§ TASK GOAL: Reproduce the records below in full and without edits, omitting images.

□ □ □

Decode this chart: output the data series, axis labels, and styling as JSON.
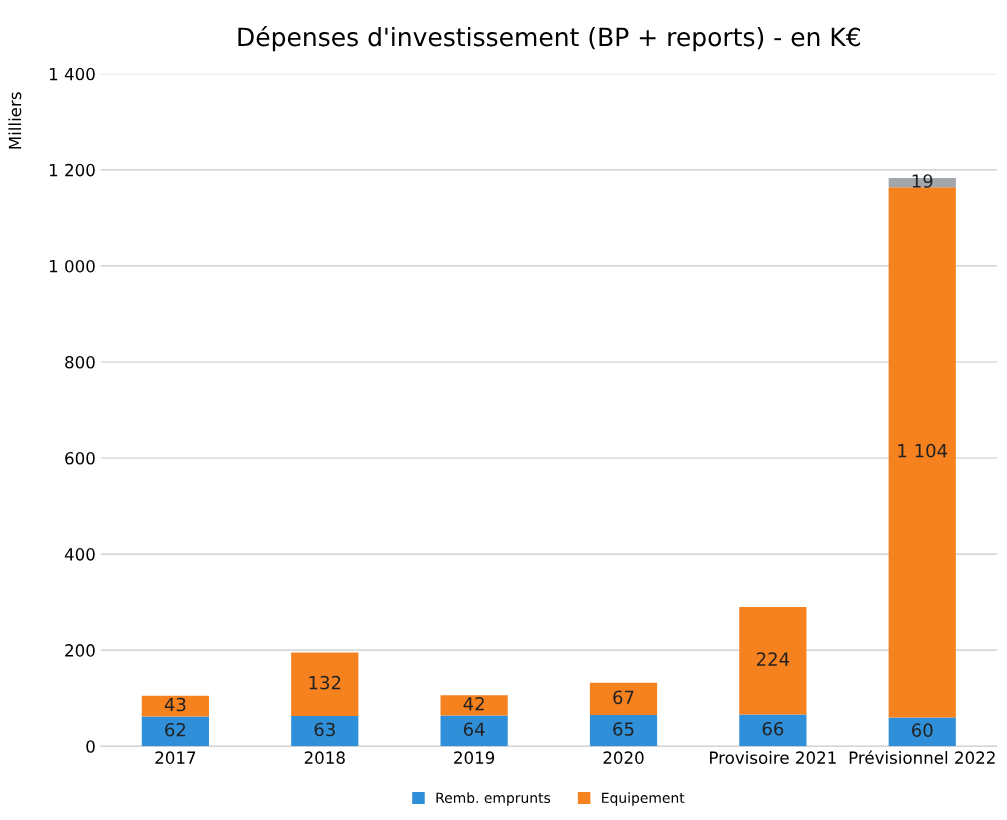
{
  "chart_data": {
    "type": "bar",
    "stacked": true,
    "title": "Dépenses d'investissement (BP + reports) - en K€",
    "ylabel": "Milliers",
    "categories": [
      "2017",
      "2018",
      "2019",
      "2020",
      "Provisoire 2021",
      "Prévisionnel 2022"
    ],
    "series": [
      {
        "name": "Remb. emprunts",
        "color": "#2f8fd8",
        "values": [
          62,
          63,
          64,
          65,
          66,
          60
        ],
        "value_labels": [
          "62",
          "63",
          "64",
          "65",
          "66",
          "60"
        ]
      },
      {
        "name": "Equipement",
        "color": "#f5821f",
        "values": [
          43,
          132,
          42,
          67,
          224,
          1104
        ],
        "value_labels": [
          "43",
          "132",
          "42",
          "67",
          "224",
          "1 104"
        ]
      },
      {
        "color": "#a2a6aa",
        "values": [
          null,
          null,
          null,
          null,
          null,
          19
        ],
        "value_labels": [
          null,
          null,
          null,
          null,
          null,
          "19"
        ]
      }
    ],
    "ylim": [
      0,
      1400
    ],
    "yticks": [
      0,
      200,
      400,
      600,
      800,
      {
        "value": 1000,
        "label": "1 000"
      },
      {
        "value": 1200,
        "label": "1 200"
      },
      {
        "value": 1400,
        "label": "1 400"
      }
    ],
    "grid": "y",
    "legend": "bottom"
  }
}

□ □ □

§ EXERCISE OUTPUT:
Decode this chart: output the data series, axis labels, and styling as JSON.
{
  "chart_data": {
    "type": "bar",
    "stacked": true,
    "title": "Dépenses d'investissement (BP + reports) - en K€",
    "ylabel": "Milliers",
    "categories": [
      "2017",
      "2018",
      "2019",
      "2020",
      "Provisoire 2021",
      "Prévisionnel 2022"
    ],
    "series": [
      {
        "name": "Remb. emprunts",
        "color": "#2f8fd8",
        "values": [
          62,
          63,
          64,
          65,
          66,
          60
        ],
        "value_labels": [
          "62",
          "63",
          "64",
          "65",
          "66",
          "60"
        ]
      },
      {
        "name": "Equipement",
        "color": "#f5821f",
        "values": [
          43,
          132,
          42,
          67,
          224,
          1104
        ],
        "value_labels": [
          "43",
          "132",
          "42",
          "67",
          "224",
          "1 104"
        ]
      },
      {
        "color": "#a2a6aa",
        "values": [
          null,
          null,
          null,
          null,
          null,
          19
        ],
        "value_labels": [
          null,
          null,
          null,
          null,
          null,
          "19"
        ]
      }
    ],
    "ylim": [
      0,
      1400
    ],
    "yticks": [
      0,
      200,
      400,
      600,
      800,
      {
        "value": 1000,
        "label": "1 000"
      },
      {
        "value": 1200,
        "label": "1 200"
      },
      {
        "value": 1400,
        "label": "1 400"
      }
    ],
    "grid": "y",
    "legend": "bottom"
  }
}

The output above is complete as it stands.